:: Problem statement ::
Copy out every record below with complete accuracy.

:: Recorded data ::

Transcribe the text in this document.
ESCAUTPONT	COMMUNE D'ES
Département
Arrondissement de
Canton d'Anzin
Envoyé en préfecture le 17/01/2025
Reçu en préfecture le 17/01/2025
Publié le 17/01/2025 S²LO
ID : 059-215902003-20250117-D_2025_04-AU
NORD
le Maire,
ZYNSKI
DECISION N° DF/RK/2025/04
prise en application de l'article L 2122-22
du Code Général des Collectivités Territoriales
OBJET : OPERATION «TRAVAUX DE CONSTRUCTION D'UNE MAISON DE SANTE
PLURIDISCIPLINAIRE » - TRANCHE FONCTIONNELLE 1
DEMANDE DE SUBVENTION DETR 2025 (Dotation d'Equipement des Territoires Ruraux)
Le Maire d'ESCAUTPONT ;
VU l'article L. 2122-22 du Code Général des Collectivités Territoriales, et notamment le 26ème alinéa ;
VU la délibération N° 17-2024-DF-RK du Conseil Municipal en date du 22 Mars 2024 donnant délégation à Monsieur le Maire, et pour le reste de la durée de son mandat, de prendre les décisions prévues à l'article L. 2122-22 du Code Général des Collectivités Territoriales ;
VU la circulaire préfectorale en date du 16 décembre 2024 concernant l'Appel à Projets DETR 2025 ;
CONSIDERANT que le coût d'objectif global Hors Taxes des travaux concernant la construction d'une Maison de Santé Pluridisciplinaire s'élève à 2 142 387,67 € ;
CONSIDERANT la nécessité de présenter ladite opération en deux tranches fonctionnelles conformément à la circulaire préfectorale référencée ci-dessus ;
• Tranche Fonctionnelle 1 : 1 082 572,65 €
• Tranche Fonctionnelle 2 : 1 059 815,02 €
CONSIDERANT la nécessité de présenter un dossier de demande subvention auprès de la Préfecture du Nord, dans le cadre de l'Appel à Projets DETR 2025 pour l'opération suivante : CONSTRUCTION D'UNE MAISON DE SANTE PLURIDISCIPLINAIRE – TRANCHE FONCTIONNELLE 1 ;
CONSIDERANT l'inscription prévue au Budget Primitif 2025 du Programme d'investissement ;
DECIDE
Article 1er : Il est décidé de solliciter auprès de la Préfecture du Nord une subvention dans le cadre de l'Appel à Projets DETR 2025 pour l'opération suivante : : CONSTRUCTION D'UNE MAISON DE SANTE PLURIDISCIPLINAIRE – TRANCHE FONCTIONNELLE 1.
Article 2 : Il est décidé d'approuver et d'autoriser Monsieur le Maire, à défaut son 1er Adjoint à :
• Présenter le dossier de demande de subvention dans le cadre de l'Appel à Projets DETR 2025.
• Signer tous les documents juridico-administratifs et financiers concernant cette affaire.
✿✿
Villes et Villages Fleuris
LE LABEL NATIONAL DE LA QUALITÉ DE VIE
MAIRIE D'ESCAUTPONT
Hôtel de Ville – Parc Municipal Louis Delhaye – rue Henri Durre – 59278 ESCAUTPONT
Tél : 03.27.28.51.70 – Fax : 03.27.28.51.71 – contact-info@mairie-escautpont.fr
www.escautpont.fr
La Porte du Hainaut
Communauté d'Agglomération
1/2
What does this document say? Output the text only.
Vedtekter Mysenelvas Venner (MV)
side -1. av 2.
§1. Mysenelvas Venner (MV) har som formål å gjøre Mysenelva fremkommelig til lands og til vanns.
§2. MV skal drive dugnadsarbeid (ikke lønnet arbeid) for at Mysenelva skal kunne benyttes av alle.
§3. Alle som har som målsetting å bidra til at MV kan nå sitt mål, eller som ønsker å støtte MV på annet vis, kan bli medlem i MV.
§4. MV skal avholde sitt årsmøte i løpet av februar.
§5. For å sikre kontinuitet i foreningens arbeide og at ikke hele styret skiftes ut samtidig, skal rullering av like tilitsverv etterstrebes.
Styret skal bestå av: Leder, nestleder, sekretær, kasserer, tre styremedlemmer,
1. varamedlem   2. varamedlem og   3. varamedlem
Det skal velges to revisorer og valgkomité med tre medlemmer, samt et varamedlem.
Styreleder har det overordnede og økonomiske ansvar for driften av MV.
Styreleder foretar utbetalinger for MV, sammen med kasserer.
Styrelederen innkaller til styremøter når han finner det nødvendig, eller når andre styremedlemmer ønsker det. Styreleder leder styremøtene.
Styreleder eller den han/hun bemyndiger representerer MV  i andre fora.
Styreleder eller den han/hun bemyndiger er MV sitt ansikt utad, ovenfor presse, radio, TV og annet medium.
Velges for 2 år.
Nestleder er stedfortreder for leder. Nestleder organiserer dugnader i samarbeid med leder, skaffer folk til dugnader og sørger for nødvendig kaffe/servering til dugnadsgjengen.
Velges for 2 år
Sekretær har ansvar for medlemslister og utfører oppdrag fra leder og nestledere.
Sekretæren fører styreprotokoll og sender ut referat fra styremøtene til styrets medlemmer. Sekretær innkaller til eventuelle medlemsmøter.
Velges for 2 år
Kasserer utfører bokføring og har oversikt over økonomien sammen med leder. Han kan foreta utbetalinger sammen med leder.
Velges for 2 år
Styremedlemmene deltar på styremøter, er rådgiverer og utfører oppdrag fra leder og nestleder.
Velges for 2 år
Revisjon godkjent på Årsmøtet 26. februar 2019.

:: Solution below ::
Transcribe the text in this document.
ESCAUTPONT	COMMUNE D'ES
Département
Arrondissement de
Canton d'Anzin
Envoyé en préfecture le 17/01/2025
Reçu en préfecture le 17/01/2025
Publié le 17/01/2025 S²LO
ID : 059-215902003-20250117-D_2025_04-AU
NORD
le Maire,
ZYNSKI
DECISION N° DF/RK/2025/04
prise en application de l'article L 2122-22
du Code Général des Collectivités Territoriales
OBJET : OPERATION «TRAVAUX DE CONSTRUCTION D'UNE MAISON DE SANTE
PLURIDISCIPLINAIRE » - TRANCHE FONCTIONNELLE 1
DEMANDE DE SUBVENTION DETR 2025 (Dotation d'Equipement des Territoires Ruraux)
Le Maire d'ESCAUTPONT ;
VU l'article L. 2122-22 du Code Général des Collectivités Territoriales, et notamment le 26ème alinéa ;
VU la délibération N° 17-2024-DF-RK du Conseil Municipal en date du 22 Mars 2024 donnant délégation à Monsieur le Maire, et pour le reste de la durée de son mandat, de prendre les décisions prévues à l'article L. 2122-22 du Code Général des Collectivités Territoriales ;
VU la circulaire préfectorale en date du 16 décembre 2024 concernant l'Appel à Projets DETR 2025 ;
CONSIDERANT que le coût d'objectif global Hors Taxes des travaux concernant la construction d'une Maison de Santé Pluridisciplinaire s'élève à 2 142 387,67 € ;
CONSIDERANT la nécessité de présenter ladite opération en deux tranches fonctionnelles conformément à la circulaire préfectorale référencée ci-dessus ;
• Tranche Fonctionnelle 1 : 1 082 572,65 €
• Tranche Fonctionnelle 2 : 1 059 815,02 €
CONSIDERANT la nécessité de présenter un dossier de demande subvention auprès de la Préfecture du Nord, dans le cadre de l'Appel à Projets DETR 2025 pour l'opération suivante : CONSTRUCTION D'UNE MAISON DE SANTE PLURIDISCIPLINAIRE – TRANCHE FONCTIONNELLE 1 ;
CONSIDERANT l'inscription prévue au Budget Primitif 2025 du Programme d'investissement ;
DECIDE
Article 1er : Il est décidé de solliciter auprès de la Préfecture du Nord une subvention dans le cadre de l'Appel à Projets DETR 2025 pour l'opération suivante : : CONSTRUCTION D'UNE MAISON DE SANTE PLURIDISCIPLINAIRE – TRANCHE FONCTIONNELLE 1.
Article 2 : Il est décidé d'approuver et d'autoriser Monsieur le Maire, à défaut son 1er Adjoint à :
• Présenter le dossier de demande de subvention dans le cadre de l'Appel à Projets DETR 2025.
• Signer tous les documents juridico-administratifs et financiers concernant cette affaire.
✿✿
Villes et Villages Fleuris
LE LABEL NATIONAL DE LA QUALITÉ DE VIE
MAIRIE D'ESCAUTPONT
Hôtel de Ville – Parc Municipal Louis Delhaye – rue Henri Durre – 59278 ESCAUTPONT
Tél : 03.27.28.51.70 – Fax : 03.27.28.51.71 – contact-info@mairie-escautpont.fr
www.escautpont.fr
La Porte du Hainaut
Communauté d'Agglomération
1/2
What does this document say? Output the text only.
Vedtekter Mysenelvas Venner (MV)
side -1. av 2.
§1. Mysenelvas Venner (MV) har som formål å gjøre Mysenelva fremkommelig til lands og til vanns.
§2. MV skal drive dugnadsarbeid (ikke lønnet arbeid) for at Mysenelva skal kunne benyttes av alle.
§3. Alle som har som målsetting å bidra til at MV kan nå sitt mål, eller som ønsker å støtte MV på annet vis, kan bli medlem i MV.
§4. MV skal avholde sitt årsmøte i løpet av februar.
§5. For å sikre kontinuitet i foreningens arbeide og at ikke hele styret skiftes ut samtidig, skal rullering av like tilitsverv etterstrebes.
Styret skal bestå av: Leder, nestleder, sekretær, kasserer, tre styremedlemmer,
1. varamedlem   2. varamedlem og   3. varamedlem
Det skal velges to revisorer og valgkomité med tre medlemmer, samt et varamedlem.
Styreleder har det overordnede og økonomiske ansvar for driften av MV.
Styreleder foretar utbetalinger for MV, sammen med kasserer.
Styrelederen innkaller til styremøter når han finner det nødvendig, eller når andre styremedlemmer ønsker det. Styreleder leder styremøtene.
Styreleder eller den han/hun bemyndiger representerer MV  i andre fora.
Styreleder eller den han/hun bemyndiger er MV sitt ansikt utad, ovenfor presse, radio, TV og annet medium.
Velges for 2 år.
Nestleder er stedfortreder for leder. Nestleder organiserer dugnader i samarbeid med leder, skaffer folk til dugnader og sørger for nødvendig kaffe/servering til dugnadsgjengen.
Velges for 2 år
Sekretær har ansvar for medlemslister og utfører oppdrag fra leder og nestledere.
Sekretæren fører styreprotokoll og sender ut referat fra styremøtene til styrets medlemmer. Sekretær innkaller til eventuelle medlemsmøter.
Velges for 2 år
Kasserer utfører bokføring og har oversikt over økonomien sammen med leder. Han kan foreta utbetalinger sammen med leder.
Velges for 2 år
Styremedlemmene deltar på styremøter, er rådgiverer og utfører oppdrag fra leder og nestleder.
Velges for 2 år
Revisjon godkjent på Årsmøtet 26. februar 2019.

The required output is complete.